--- Task brief ---
Retype the whole listing verbatim and keep the pictures out of it.

......

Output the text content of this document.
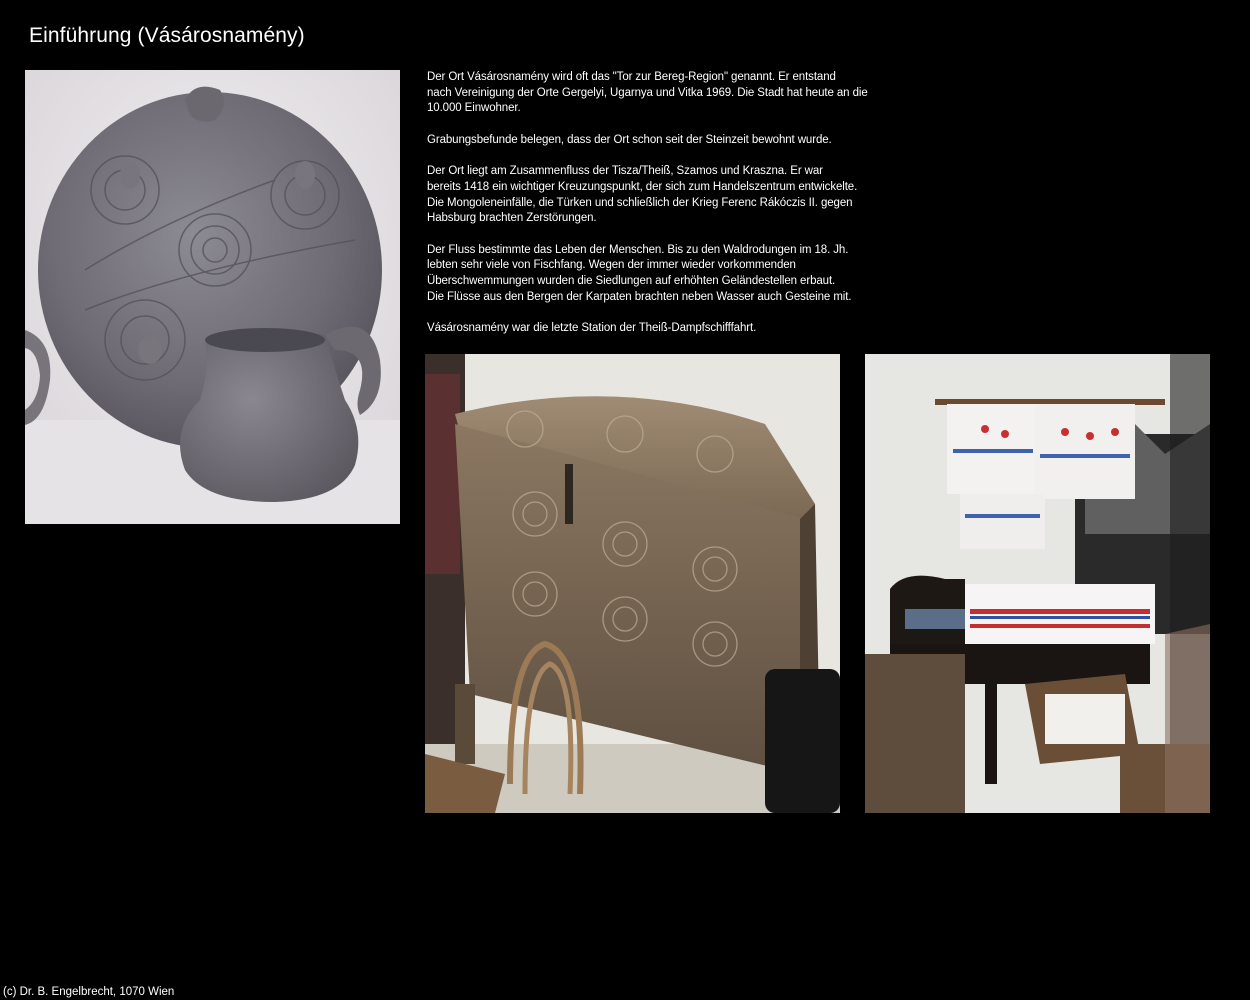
Einführung (Vásárosnamény)

Der Ort Vásárosnamény wird oft das "Tor zur Bereg-Region" genannt. Er entstand
nach Vereinigung der Orte Gergelyi, Ugarnya und Vitka 1969. Die Stadt hat heute an die
10.000 Einwohner.

Grabungsbefunde belegen, dass der Ort schon seit der Steinzeit bewohnt wurde.

Der Ort liegt am Zusammenfluss der Tisza/Theiß, Szamos und Kraszna. Er war
bereits 1418 ein wichtiger Kreuzungspunkt, der sich zum Handelszentrum entwickelte.
Die Mongoleneinfälle, die Türken und schließlich der Krieg Ferenc Rákóczis II. gegen
Habsburg brachten Zerstörungen.

Der Fluss bestimmte das Leben der Menschen. Bis zu den Waldrodungen im 18. Jh.
lebten sehr viele von Fischfang. Wegen der immer wieder vorkommenden
Überschwemmungen wurden die Siedlungen auf erhöhten Geländestellen erbaut.
Die Flüsse aus den Bergen der Karpaten brachten neben Wasser auch Gesteine mit.

Vásárosnamény war die letzte Station der Theiß-Dampfschifffahrt.

(c) Dr. B. Engelbrecht, 1070 Wien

......

--- Solution to this exercise ---
Output the text content of this document.
Einführung (Vásárosnamény)

Der Ort Vásárosnamény wird oft das "Tor zur Bereg-Region" genannt. Er entstand
nach Vereinigung der Orte Gergelyi, Ugarnya und Vitka 1969. Die Stadt hat heute an die
10.000 Einwohner.

Grabungsbefunde belegen, dass der Ort schon seit der Steinzeit bewohnt wurde.

Der Ort liegt am Zusammenfluss der Tisza/Theiß, Szamos und Kraszna. Er war
bereits 1418 ein wichtiger Kreuzungspunkt, der sich zum Handelszentrum entwickelte.
Die Mongoleneinfälle, die Türken und schließlich der Krieg Ferenc Rákóczis II. gegen
Habsburg brachten Zerstörungen.

Der Fluss bestimmte das Leben der Menschen. Bis zu den Waldrodungen im 18. Jh.
lebten sehr viele von Fischfang. Wegen der immer wieder vorkommenden
Überschwemmungen wurden die Siedlungen auf erhöhten Geländestellen erbaut.
Die Flüsse aus den Bergen der Karpaten brachten neben Wasser auch Gesteine mit.

Vásárosnamény war die letzte Station der Theiß-Dampfschifffahrt.

(c) Dr. B. Engelbrecht, 1070 Wien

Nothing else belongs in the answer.